▶ **Instructions to follow**
Set all the material down again unchanged, without the pictures.

▶ **A block of data**
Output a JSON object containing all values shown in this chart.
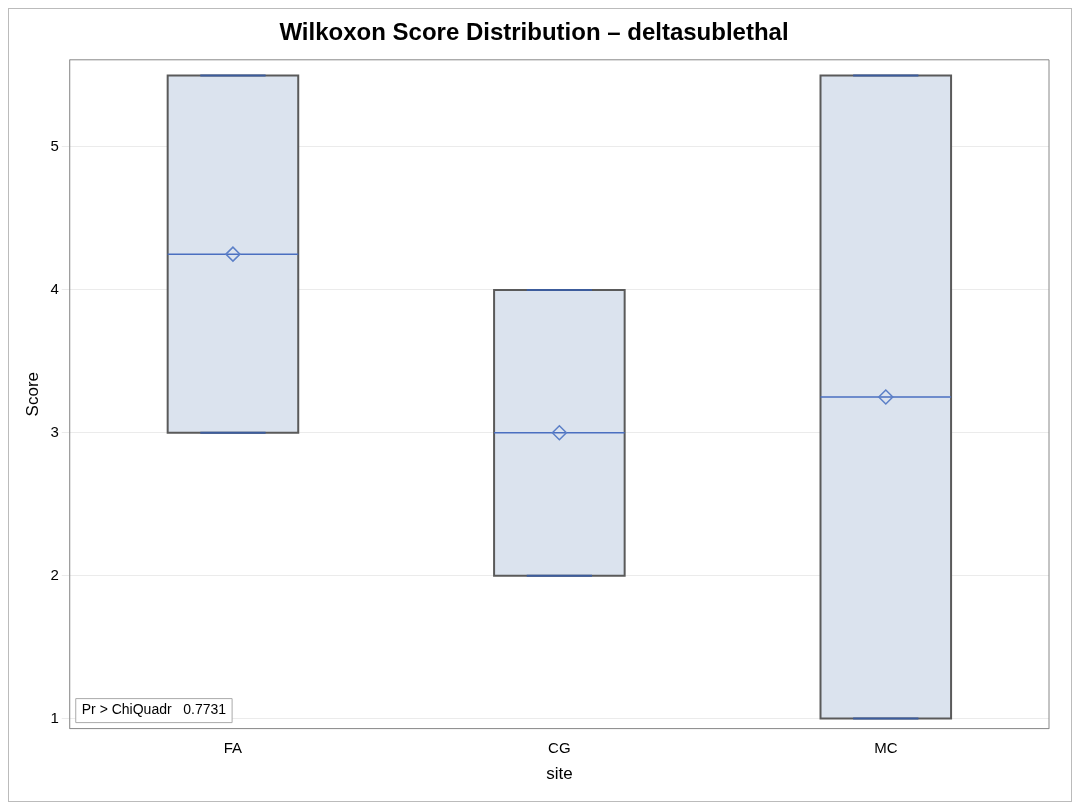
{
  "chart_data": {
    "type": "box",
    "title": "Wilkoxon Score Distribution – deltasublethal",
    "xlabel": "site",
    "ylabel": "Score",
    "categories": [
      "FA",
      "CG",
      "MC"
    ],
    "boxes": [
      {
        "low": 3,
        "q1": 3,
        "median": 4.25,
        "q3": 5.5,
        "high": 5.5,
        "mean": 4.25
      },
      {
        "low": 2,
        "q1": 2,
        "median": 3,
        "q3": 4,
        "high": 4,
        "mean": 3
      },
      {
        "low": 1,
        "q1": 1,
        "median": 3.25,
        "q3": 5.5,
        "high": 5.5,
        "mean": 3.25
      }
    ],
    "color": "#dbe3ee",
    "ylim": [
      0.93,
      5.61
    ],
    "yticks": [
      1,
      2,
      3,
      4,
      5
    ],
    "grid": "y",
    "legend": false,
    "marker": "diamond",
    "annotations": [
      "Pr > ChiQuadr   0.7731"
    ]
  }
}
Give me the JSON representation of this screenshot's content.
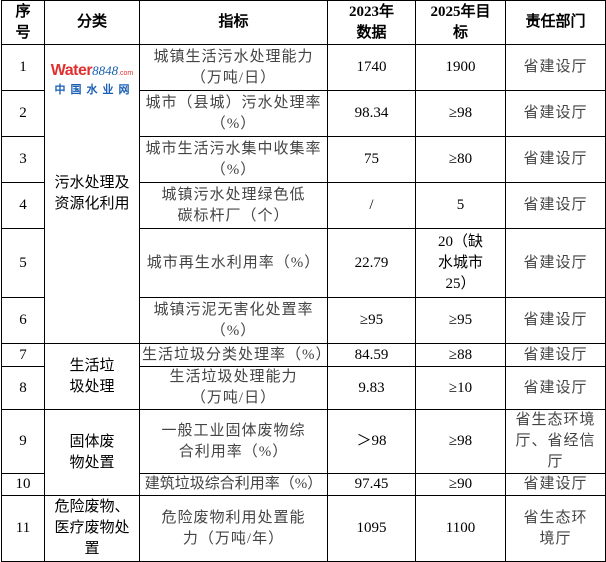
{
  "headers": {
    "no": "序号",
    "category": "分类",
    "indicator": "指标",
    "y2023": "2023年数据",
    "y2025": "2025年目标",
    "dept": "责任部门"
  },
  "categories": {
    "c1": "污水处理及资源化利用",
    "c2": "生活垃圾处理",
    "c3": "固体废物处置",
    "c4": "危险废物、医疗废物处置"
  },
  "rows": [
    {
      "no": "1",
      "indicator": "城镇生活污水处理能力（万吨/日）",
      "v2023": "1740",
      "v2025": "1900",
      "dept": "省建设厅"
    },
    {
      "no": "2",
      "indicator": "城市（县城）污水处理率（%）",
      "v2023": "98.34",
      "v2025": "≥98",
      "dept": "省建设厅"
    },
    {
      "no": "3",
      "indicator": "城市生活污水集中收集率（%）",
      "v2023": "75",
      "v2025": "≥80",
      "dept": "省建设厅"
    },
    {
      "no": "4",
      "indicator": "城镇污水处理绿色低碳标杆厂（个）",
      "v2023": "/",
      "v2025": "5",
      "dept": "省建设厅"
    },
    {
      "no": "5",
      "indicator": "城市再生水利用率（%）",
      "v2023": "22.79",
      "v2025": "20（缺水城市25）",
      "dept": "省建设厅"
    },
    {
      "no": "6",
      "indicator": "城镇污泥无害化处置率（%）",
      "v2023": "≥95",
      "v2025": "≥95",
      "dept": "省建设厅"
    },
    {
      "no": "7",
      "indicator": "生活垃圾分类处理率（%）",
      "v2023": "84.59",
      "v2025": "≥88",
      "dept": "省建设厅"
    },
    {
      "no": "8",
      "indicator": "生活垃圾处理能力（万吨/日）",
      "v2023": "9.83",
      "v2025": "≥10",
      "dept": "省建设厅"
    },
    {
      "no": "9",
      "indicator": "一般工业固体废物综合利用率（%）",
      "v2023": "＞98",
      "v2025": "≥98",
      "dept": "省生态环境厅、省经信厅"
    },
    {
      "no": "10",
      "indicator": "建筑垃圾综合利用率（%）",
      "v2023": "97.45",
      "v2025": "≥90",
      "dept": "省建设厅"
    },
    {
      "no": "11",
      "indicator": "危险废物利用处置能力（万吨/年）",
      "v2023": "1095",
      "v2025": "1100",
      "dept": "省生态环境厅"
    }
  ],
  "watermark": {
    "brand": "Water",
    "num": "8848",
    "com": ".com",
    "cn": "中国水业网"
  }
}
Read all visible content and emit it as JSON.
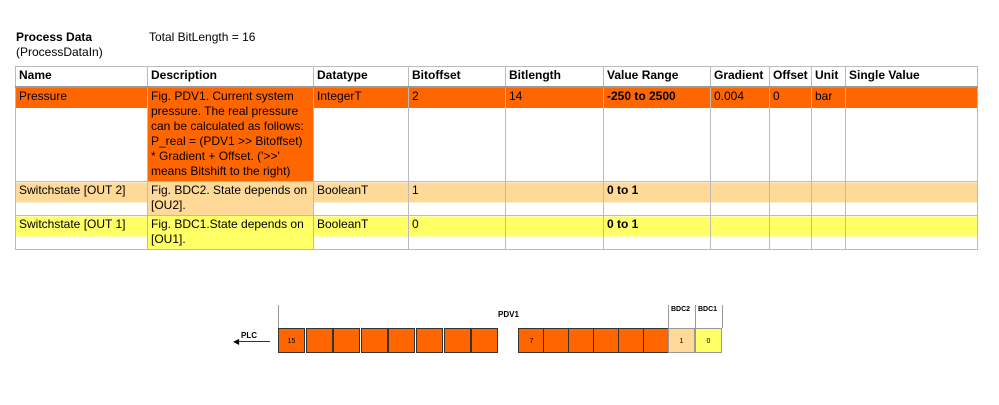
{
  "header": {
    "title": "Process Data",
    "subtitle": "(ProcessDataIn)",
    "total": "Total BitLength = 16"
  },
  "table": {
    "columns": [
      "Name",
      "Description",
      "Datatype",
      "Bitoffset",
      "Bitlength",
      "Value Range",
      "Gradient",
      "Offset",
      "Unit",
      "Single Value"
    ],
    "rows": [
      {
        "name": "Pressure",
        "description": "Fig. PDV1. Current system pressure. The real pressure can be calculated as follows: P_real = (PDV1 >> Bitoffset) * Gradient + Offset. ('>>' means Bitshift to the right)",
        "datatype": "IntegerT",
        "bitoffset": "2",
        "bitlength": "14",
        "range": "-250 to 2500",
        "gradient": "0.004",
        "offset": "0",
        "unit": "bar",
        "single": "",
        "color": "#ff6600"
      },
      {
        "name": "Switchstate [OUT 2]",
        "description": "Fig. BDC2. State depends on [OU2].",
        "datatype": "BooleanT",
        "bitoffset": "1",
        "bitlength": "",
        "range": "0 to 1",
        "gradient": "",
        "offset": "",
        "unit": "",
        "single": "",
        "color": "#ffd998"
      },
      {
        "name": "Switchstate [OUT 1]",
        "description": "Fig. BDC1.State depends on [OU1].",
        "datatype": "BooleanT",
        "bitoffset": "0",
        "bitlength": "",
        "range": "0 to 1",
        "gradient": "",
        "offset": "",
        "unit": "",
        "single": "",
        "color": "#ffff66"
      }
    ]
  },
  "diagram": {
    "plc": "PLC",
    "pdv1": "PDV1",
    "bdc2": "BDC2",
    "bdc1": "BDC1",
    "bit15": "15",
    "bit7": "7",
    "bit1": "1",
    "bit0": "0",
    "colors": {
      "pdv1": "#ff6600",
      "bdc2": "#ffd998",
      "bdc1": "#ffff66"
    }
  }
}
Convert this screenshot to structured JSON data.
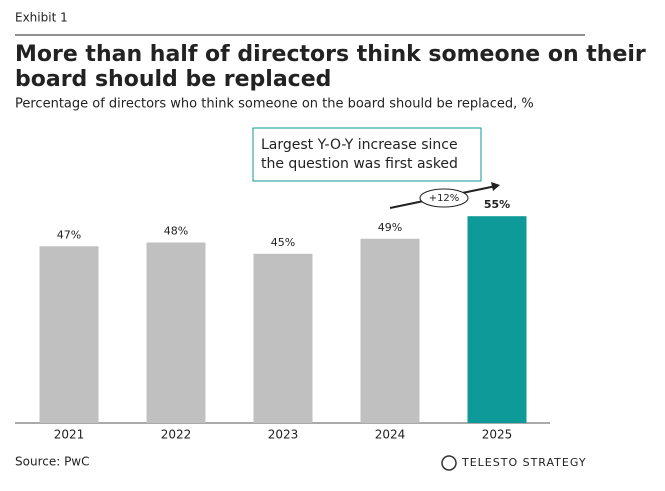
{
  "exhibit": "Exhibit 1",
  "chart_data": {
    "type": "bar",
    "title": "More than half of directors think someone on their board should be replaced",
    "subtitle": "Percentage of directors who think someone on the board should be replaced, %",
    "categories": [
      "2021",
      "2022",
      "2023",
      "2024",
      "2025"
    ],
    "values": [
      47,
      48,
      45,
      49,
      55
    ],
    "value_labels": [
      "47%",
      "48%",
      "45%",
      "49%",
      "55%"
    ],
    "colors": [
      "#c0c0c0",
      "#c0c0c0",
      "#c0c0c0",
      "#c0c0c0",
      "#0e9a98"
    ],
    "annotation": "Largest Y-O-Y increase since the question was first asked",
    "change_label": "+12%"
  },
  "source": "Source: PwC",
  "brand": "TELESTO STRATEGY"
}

▶ **The completed task**
Output a JSON object containing all values shown in this chart.
{
  "chart_data": {
    "type": "box",
    "title": "Wilkoxon Score Distribution – deltasublethal",
    "xlabel": "site",
    "ylabel": "Score",
    "categories": [
      "FA",
      "CG",
      "MC"
    ],
    "boxes": [
      {
        "low": 3,
        "q1": 3,
        "median": 4.25,
        "q3": 5.5,
        "high": 5.5,
        "mean": 4.25
      },
      {
        "low": 2,
        "q1": 2,
        "median": 3,
        "q3": 4,
        "high": 4,
        "mean": 3
      },
      {
        "low": 1,
        "q1": 1,
        "median": 3.25,
        "q3": 5.5,
        "high": 5.5,
        "mean": 3.25
      }
    ],
    "color": "#dbe3ee",
    "ylim": [
      0.93,
      5.61
    ],
    "yticks": [
      1,
      2,
      3,
      4,
      5
    ],
    "grid": "y",
    "legend": false,
    "marker": "diamond",
    "annotations": [
      "Pr > ChiQuadr   0.7731"
    ]
  }
}
Give me the JSON representation of this screenshot's content.
{
  "headers": {
    "no": "序号",
    "category": "分类",
    "indicator": "指标",
    "y2023": "2023年数据",
    "y2025": "2025年目标",
    "dept": "责任部门"
  },
  "categories": {
    "c1": "污水处理及资源化利用",
    "c2": "生活垃圾处理",
    "c3": "固体废物处置",
    "c4": "危险废物、医疗废物处置"
  },
  "rows": [
    {
      "no": "1",
      "indicator": "城镇生活污水处理能力（万吨/日）",
      "v2023": "1740",
      "v2025": "1900",
      "dept": "省建设厅"
    },
    {
      "no": "2",
      "indicator": "城市（县城）污水处理率（%）",
      "v2023": "98.34",
      "v2025": "≥98",
      "dept": "省建设厅"
    },
    {
      "no": "3",
      "indicator": "城市生活污水集中收集率（%）",
      "v2023": "75",
      "v2025": "≥80",
      "dept": "省建设厅"
    },
    {
      "no": "4",
      "indicator": "城镇污水处理绿色低碳标杆厂（个）",
      "v2023": "/",
      "v2025": "5",
      "dept": "省建设厅"
    },
    {
      "no": "5",
      "indicator": "城市再生水利用率（%）",
      "v2023": "22.79",
      "v2025": "20（缺水城市25）",
      "dept": "省建设厅"
    },
    {
      "no": "6",
      "indicator": "城镇污泥无害化处置率（%）",
      "v2023": "≥95",
      "v2025": "≥95",
      "dept": "省建设厅"
    },
    {
      "no": "7",
      "indicator": "生活垃圾分类处理率（%）",
      "v2023": "84.59",
      "v2025": "≥88",
      "dept": "省建设厅"
    },
    {
      "no": "8",
      "indicator": "生活垃圾处理能力（万吨/日）",
      "v2023": "9.83",
      "v2025": "≥10",
      "dept": "省建设厅"
    },
    {
      "no": "9",
      "indicator": "一般工业固体废物综合利用率（%）",
      "v2023": "＞98",
      "v2025": "≥98",
      "dept": "省生态环境厅、省经信厅"
    },
    {
      "no": "10",
      "indicator": "建筑垃圾综合利用率（%）",
      "v2023": "97.45",
      "v2025": "≥90",
      "dept": "省建设厅"
    },
    {
      "no": "11",
      "indicator": "危险废物利用处置能力（万吨/年）",
      "v2023": "1095",
      "v2025": "1100",
      "dept": "省生态环境厅"
    }
  ],
  "watermark": {
    "brand": "Water",
    "num": "8848",
    "com": ".com",
    "cn": "中国水业网"
  }
}
Read all visible content and emit it as JSON.
{
  "header": {
    "title": "Process Data",
    "subtitle": "(ProcessDataIn)",
    "total": "Total BitLength = 16"
  },
  "table": {
    "columns": [
      "Name",
      "Description",
      "Datatype",
      "Bitoffset",
      "Bitlength",
      "Value Range",
      "Gradient",
      "Offset",
      "Unit",
      "Single Value"
    ],
    "rows": [
      {
        "name": "Pressure",
        "description": "Fig. PDV1. Current system pressure. The real pressure can be calculated as follows: P_real = (PDV1 >> Bitoffset) * Gradient + Offset. ('>>' means Bitshift to the right)",
        "datatype": "IntegerT",
        "bitoffset": "2",
        "bitlength": "14",
        "range": "-250 to 2500",
        "gradient": "0.004",
        "offset": "0",
        "unit": "bar",
        "single": "",
        "color": "#ff6600"
      },
      {
        "name": "Switchstate [OUT 2]",
        "description": "Fig. BDC2. State depends on [OU2].",
        "datatype": "BooleanT",
        "bitoffset": "1",
        "bitlength": "",
        "range": "0 to 1",
        "gradient": "",
        "offset": "",
        "unit": "",
        "single": "",
        "color": "#ffd998"
      },
      {
        "name": "Switchstate [OUT 1]",
        "description": "Fig. BDC1.State depends on [OU1].",
        "datatype": "BooleanT",
        "bitoffset": "0",
        "bitlength": "",
        "range": "0 to 1",
        "gradient": "",
        "offset": "",
        "unit": "",
        "single": "",
        "color": "#ffff66"
      }
    ]
  },
  "diagram": {
    "plc": "PLC",
    "pdv1": "PDV1",
    "bdc2": "BDC2",
    "bdc1": "BDC1",
    "bit15": "15",
    "bit7": "7",
    "bit1": "1",
    "bit0": "0",
    "colors": {
      "pdv1": "#ff6600",
      "bdc2": "#ffd998",
      "bdc1": "#ffff66"
    }
  }
}
Convert this screenshot to structured JSON data.
{
  "exhibit": "Exhibit 1",
  "chart_data": {
    "type": "bar",
    "title": "More than half of directors think someone on their board should be replaced",
    "subtitle": "Percentage of directors who think someone on the board should be replaced, %",
    "categories": [
      "2021",
      "2022",
      "2023",
      "2024",
      "2025"
    ],
    "values": [
      47,
      48,
      45,
      49,
      55
    ],
    "value_labels": [
      "47%",
      "48%",
      "45%",
      "49%",
      "55%"
    ],
    "colors": [
      "#c0c0c0",
      "#c0c0c0",
      "#c0c0c0",
      "#c0c0c0",
      "#0e9a98"
    ],
    "annotation": "Largest Y-O-Y increase since the question was first asked",
    "change_label": "+12%"
  },
  "source": "Source: PwC",
  "brand": "TELESTO STRATEGY"
}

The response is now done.